The request:
Copy out the data exactly, leaving the pictures behind.
◇ ◇ ◇ ◇
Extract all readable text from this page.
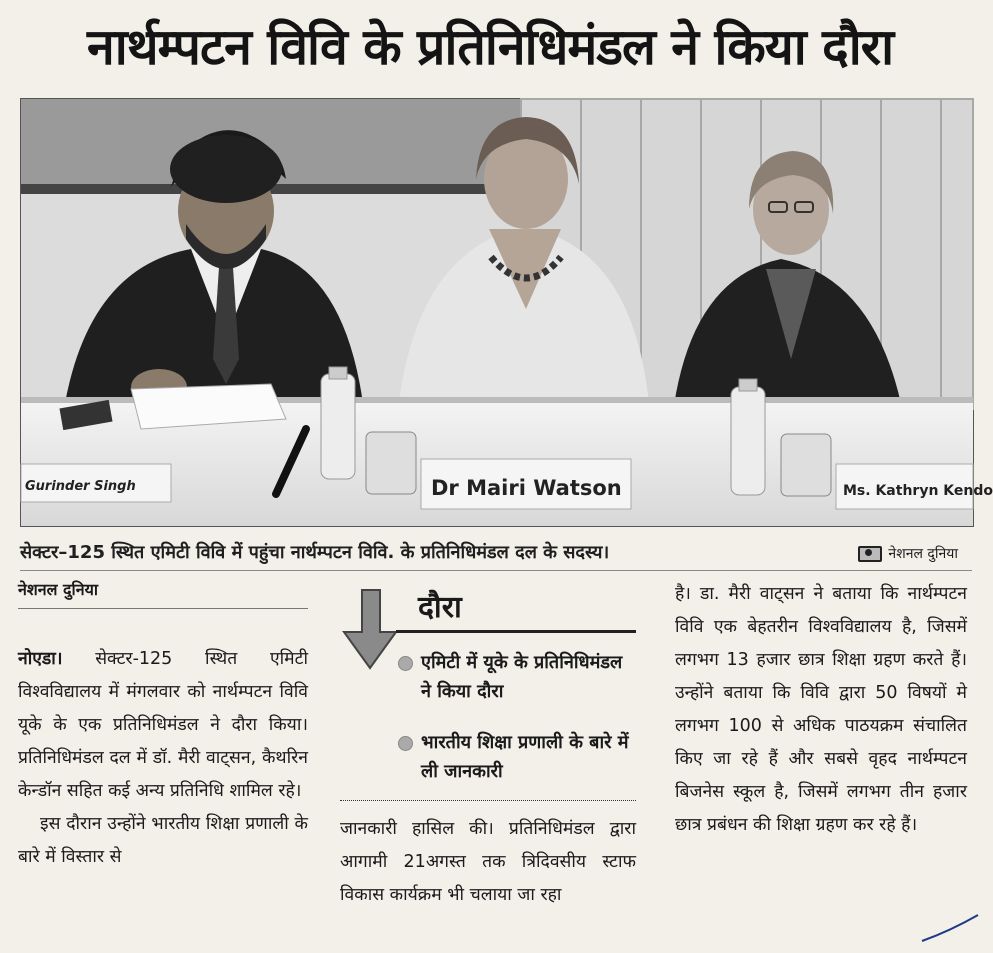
नार्थम्पटन विवि के प्रतिनिधिमंडल ने किया दौरा
Gurinder Singh	Dr Mairi Watson	Ms. Kathryn Kendo
सेक्टर–125 स्थित एमिटी विवि में पहुंचा नार्थम्पटन विवि. के प्रतिनिधिमंडल दल के सदस्य।	नेशनल दुनिया
नेशनल दुनिया

नोएडा। सेक्टर-125 स्थित एमिटी विश्वविद्यालय में मंगलवार को नार्थम्पटन विवि यूके के एक प्रतिनिधिमंडल ने दौरा किया। प्रतिनिधिमंडल दल में डॉ. मैरी वाट्सन, कैथरिन केन्डॉन सहित कई अन्य प्रतिनिधि शामिल रहे।

इस दौरान उन्होंने भारतीय शिक्षा प्रणाली के बारे में विस्तार से

दौरा
एमिटी में यूके के प्रतिनिधिमंडल ने किया दौरा
भारतीय शिक्षा प्रणाली के बारे में ली जानकारी

जानकारी हासिल की। प्रतिनिधिमंडल द्वारा आगामी 21अगस्त तक त्रिदिवसीय स्टाफ विकास कार्यक्रम भी चलाया जा रहा

है। डा. मैरी वाट्सन ने बताया कि नार्थम्पटन विवि एक बेहतरीन विश्वविद्यालय है, जिसमें लगभग 13 हजार छात्र शिक्षा ग्रहण करते हैं। उन्होंने बताया कि विवि द्वारा 50 विषयों मे लगभग 100 से अधिक पाठयक्रम संचालित किए जा रहे हैं और सबसे वृहद नार्थम्पटन बिजनेस स्कूल है, जिसमें लगभग तीन हजार छात्र प्रबंधन की शिक्षा ग्रहण कर रहे हैं।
◇ ◇ ◇ ◇
Written answer:
Extract all readable text from this page.
नार्थम्पटन विवि के प्रतिनिधिमंडल ने किया दौरा
Gurinder Singh	Dr Mairi Watson	Ms. Kathryn Kendo
सेक्टर–125 स्थित एमिटी विवि में पहुंचा नार्थम्पटन विवि. के प्रतिनिधिमंडल दल के सदस्य।	नेशनल दुनिया
नेशनल दुनिया

नोएडा। सेक्टर-125 स्थित एमिटी विश्वविद्यालय में मंगलवार को नार्थम्पटन विवि यूके के एक प्रतिनिधिमंडल ने दौरा किया। प्रतिनिधिमंडल दल में डॉ. मैरी वाट्सन, कैथरिन केन्डॉन सहित कई अन्य प्रतिनिधि शामिल रहे।

इस दौरान उन्होंने भारतीय शिक्षा प्रणाली के बारे में विस्तार से

दौरा
एमिटी में यूके के प्रतिनिधिमंडल ने किया दौरा
भारतीय शिक्षा प्रणाली के बारे में ली जानकारी

जानकारी हासिल की। प्रतिनिधिमंडल द्वारा आगामी 21अगस्त तक त्रिदिवसीय स्टाफ विकास कार्यक्रम भी चलाया जा रहा

है। डा. मैरी वाट्सन ने बताया कि नार्थम्पटन विवि एक बेहतरीन विश्वविद्यालय है, जिसमें लगभग 13 हजार छात्र शिक्षा ग्रहण करते हैं। उन्होंने बताया कि विवि द्वारा 50 विषयों मे लगभग 100 से अधिक पाठयक्रम संचालित किए जा रहे हैं और सबसे वृहद नार्थम्पटन बिजनेस स्कूल है, जिसमें लगभग तीन हजार छात्र प्रबंधन की शिक्षा ग्रहण कर रहे हैं।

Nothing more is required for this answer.